• **Written request a**
Find every row containing the string "クラスタ" and copy each such row in full. Case counts.

Systolic Tensor Array: An Efficient Structured-Sparse GEMM Accelerator
for Mobile CNN Inference
- URL: http://arxiv.org/abs/2005.08098v1
- Date: Sat, 16 May 2020 20:47:56 GMT
- Title: Systolic Tensor Array: An Efficient Structured-Sparse GEMM Accelerator
for Mobile CNN Inference
- Authors: Zhi-Gang Liu, Paul N. Whatmough, Matthew Mattina
- Abstract summary: Convolutional neural network (CNN) inference on mobile devices demands efficient hardware acceleration.
systolic array (SA) is a pipelined 2D array of processing elements (PEs)
We describe two significant improvements to the traditional SA architecture, to specifically optimize for CNN inference.

• **Source records**
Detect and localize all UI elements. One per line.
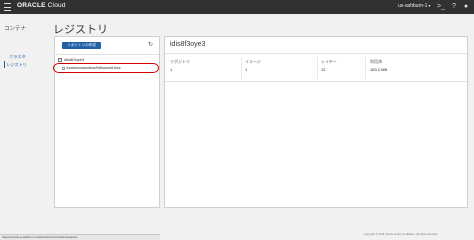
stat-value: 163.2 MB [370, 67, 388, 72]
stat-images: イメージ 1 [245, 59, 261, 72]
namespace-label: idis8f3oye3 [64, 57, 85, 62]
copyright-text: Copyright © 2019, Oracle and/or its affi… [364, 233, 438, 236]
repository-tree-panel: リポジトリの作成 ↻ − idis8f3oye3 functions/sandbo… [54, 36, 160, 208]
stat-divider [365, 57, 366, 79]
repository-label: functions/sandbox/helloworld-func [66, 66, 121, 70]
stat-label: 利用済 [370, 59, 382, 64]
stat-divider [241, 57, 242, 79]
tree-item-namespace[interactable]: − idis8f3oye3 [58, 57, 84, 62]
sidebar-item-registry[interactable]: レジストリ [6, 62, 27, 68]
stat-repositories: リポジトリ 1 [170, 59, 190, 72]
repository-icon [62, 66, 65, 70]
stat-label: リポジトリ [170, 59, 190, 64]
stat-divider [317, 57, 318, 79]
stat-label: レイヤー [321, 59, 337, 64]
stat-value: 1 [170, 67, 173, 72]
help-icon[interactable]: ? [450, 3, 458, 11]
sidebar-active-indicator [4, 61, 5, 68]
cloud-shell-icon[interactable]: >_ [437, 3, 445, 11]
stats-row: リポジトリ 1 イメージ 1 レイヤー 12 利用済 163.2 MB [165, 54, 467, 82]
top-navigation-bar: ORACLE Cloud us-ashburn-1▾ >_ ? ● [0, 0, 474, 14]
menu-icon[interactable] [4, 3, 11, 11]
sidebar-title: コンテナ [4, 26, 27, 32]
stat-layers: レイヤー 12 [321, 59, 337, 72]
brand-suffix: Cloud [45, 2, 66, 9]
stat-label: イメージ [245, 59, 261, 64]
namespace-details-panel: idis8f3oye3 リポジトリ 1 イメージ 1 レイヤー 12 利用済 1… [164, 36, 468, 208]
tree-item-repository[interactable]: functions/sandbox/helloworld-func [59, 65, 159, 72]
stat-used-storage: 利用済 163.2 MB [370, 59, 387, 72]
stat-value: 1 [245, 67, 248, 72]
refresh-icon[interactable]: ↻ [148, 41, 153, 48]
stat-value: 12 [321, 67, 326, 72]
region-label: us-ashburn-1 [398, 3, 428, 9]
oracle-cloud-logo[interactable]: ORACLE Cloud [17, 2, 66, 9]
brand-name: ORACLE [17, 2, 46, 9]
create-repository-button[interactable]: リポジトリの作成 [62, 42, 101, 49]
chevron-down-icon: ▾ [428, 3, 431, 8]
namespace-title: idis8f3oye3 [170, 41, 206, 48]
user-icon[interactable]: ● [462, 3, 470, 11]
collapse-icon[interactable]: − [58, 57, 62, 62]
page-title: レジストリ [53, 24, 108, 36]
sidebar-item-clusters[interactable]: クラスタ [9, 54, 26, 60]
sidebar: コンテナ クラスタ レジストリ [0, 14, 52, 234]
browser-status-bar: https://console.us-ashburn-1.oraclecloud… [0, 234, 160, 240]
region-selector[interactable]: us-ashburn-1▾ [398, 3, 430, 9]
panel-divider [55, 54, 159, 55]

• **Written request b**
Duplicate the part of the systolic tensor array listing that runs from "systolic array (SA)" up to and including "for CNN inference.".

• **Reply a**
sidebar-item-clusters[interactable]: クラスタ [9, 54, 26, 60]
sidebar: コンテナ クラスタ レジストリ [0, 14, 52, 234]

• **Reply b**
systolic array (SA) is a pipelined 2D array of processing elements (PEs)
We describe two significant improvements to the traditional SA architecture, to specifically optimize for CNN inference.